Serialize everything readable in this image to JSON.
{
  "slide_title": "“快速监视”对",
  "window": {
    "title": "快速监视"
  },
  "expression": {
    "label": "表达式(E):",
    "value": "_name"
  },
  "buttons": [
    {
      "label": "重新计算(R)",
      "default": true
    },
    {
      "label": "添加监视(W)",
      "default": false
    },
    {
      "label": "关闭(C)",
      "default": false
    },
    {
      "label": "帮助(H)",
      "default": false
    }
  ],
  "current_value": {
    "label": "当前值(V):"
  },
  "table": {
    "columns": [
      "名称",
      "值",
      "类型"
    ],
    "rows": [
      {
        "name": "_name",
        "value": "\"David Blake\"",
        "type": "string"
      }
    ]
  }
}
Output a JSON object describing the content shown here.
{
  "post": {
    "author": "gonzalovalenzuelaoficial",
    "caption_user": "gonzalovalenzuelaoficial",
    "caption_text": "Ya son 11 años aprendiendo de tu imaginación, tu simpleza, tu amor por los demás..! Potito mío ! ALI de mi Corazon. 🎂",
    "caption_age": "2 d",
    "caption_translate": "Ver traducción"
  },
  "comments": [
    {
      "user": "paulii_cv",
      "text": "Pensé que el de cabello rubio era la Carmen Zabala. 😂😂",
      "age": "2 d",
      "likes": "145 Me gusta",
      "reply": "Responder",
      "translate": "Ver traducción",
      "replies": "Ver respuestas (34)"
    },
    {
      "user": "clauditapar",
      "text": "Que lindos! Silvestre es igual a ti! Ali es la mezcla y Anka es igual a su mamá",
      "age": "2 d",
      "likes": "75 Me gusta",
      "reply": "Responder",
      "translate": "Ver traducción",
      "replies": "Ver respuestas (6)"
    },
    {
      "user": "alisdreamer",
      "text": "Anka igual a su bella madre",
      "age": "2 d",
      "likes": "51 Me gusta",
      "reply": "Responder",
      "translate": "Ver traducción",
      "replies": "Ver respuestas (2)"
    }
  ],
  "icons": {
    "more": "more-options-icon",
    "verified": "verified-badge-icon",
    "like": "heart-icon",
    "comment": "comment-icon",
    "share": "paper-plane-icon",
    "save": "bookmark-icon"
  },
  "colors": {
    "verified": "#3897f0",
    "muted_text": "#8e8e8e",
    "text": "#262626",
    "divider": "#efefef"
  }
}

---+---

### AIM
Output every record above exactly as it appears.

### SOLUTION FOR THIS TASK
Serialize everything readable in this image to JSON.
{
  "slide_title": "“快速监视”对",
  "window": {
    "title": "快速监视"
  },
  "expression": {
    "label": "表达式(E):",
    "value": "_name"
  },
  "buttons": [
    {
      "label": "重新计算(R)",
      "default": true
    },
    {
      "label": "添加监视(W)",
      "default": false
    },
    {
      "label": "关闭(C)",
      "default": false
    },
    {
      "label": "帮助(H)",
      "default": false
    }
  ],
  "current_value": {
    "label": "当前值(V):"
  },
  "table": {
    "columns": [
      "名称",
      "值",
      "类型"
    ],
    "rows": [
      {
        "name": "_name",
        "value": "\"David Blake\"",
        "type": "string"
      }
    ]
  }
}
Output a JSON object describing the content shown here.
{
  "post": {
    "author": "gonzalovalenzuelaoficial",
    "caption_user": "gonzalovalenzuelaoficial",
    "caption_text": "Ya son 11 años aprendiendo de tu imaginación, tu simpleza, tu amor por los demás..! Potito mío ! ALI de mi Corazon. 🎂",
    "caption_age": "2 d",
    "caption_translate": "Ver traducción"
  },
  "comments": [
    {
      "user": "paulii_cv",
      "text": "Pensé que el de cabello rubio era la Carmen Zabala. 😂😂",
      "age": "2 d",
      "likes": "145 Me gusta",
      "reply": "Responder",
      "translate": "Ver traducción",
      "replies": "Ver respuestas (34)"
    },
    {
      "user": "clauditapar",
      "text": "Que lindos! Silvestre es igual a ti! Ali es la mezcla y Anka es igual a su mamá",
      "age": "2 d",
      "likes": "75 Me gusta",
      "reply": "Responder",
      "translate": "Ver traducción",
      "replies": "Ver respuestas (6)"
    },
    {
      "user": "alisdreamer",
      "text": "Anka igual a su bella madre",
      "age": "2 d",
      "likes": "51 Me gusta",
      "reply": "Responder",
      "translate": "Ver traducción",
      "replies": "Ver respuestas (2)"
    }
  ],
  "icons": {
    "more": "more-options-icon",
    "verified": "verified-badge-icon",
    "like": "heart-icon",
    "comment": "comment-icon",
    "share": "paper-plane-icon",
    "save": "bookmark-icon"
  },
  "colors": {
    "verified": "#3897f0",
    "muted_text": "#8e8e8e",
    "text": "#262626",
    "divider": "#efefef"
  }
}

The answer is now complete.